Items -
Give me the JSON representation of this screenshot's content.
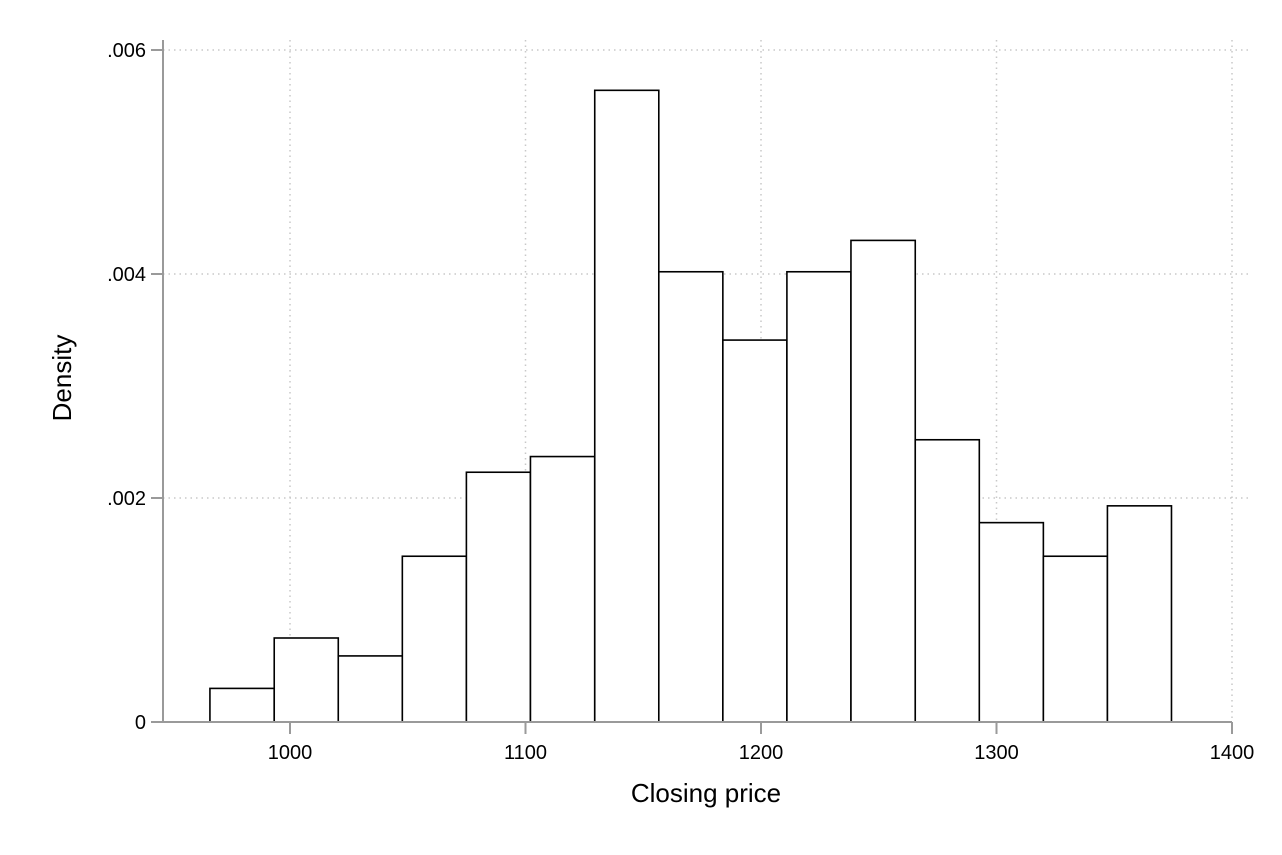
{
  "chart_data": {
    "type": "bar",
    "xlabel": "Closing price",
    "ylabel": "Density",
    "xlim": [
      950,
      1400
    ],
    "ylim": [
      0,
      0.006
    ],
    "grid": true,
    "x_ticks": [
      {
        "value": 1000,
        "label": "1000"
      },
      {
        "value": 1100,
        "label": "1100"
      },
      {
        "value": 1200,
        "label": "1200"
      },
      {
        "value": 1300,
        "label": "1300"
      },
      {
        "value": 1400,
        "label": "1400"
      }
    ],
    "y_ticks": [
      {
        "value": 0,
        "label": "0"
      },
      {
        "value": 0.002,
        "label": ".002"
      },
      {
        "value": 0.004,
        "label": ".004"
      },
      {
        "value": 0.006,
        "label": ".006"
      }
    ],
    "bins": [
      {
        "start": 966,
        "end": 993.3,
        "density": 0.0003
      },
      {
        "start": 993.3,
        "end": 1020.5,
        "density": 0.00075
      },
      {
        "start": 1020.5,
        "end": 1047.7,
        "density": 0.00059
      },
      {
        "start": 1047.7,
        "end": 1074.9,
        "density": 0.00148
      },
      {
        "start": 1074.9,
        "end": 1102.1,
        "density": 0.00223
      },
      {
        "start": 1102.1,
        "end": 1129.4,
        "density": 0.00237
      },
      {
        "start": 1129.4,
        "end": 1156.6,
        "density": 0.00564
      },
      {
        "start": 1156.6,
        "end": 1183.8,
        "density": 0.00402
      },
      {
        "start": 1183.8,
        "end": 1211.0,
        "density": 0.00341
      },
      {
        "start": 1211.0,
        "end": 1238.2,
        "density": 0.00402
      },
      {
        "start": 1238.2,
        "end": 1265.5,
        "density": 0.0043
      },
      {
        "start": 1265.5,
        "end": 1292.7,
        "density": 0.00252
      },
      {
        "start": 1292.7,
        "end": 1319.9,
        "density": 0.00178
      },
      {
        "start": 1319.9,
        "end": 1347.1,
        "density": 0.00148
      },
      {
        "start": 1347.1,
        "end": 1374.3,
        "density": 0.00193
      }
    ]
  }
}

Required work - Lines holding the word "value" in the entries above are the ones to pull out. Copy them all.

Reply to the exercise -
        "value": 1000,
        "value": 1100,
        "value": 1200,
        "value": 1300,
        "value": 1400,
        "value": 0,
        "value": 0.002,
        "value": 0.004,
        "value": 0.006,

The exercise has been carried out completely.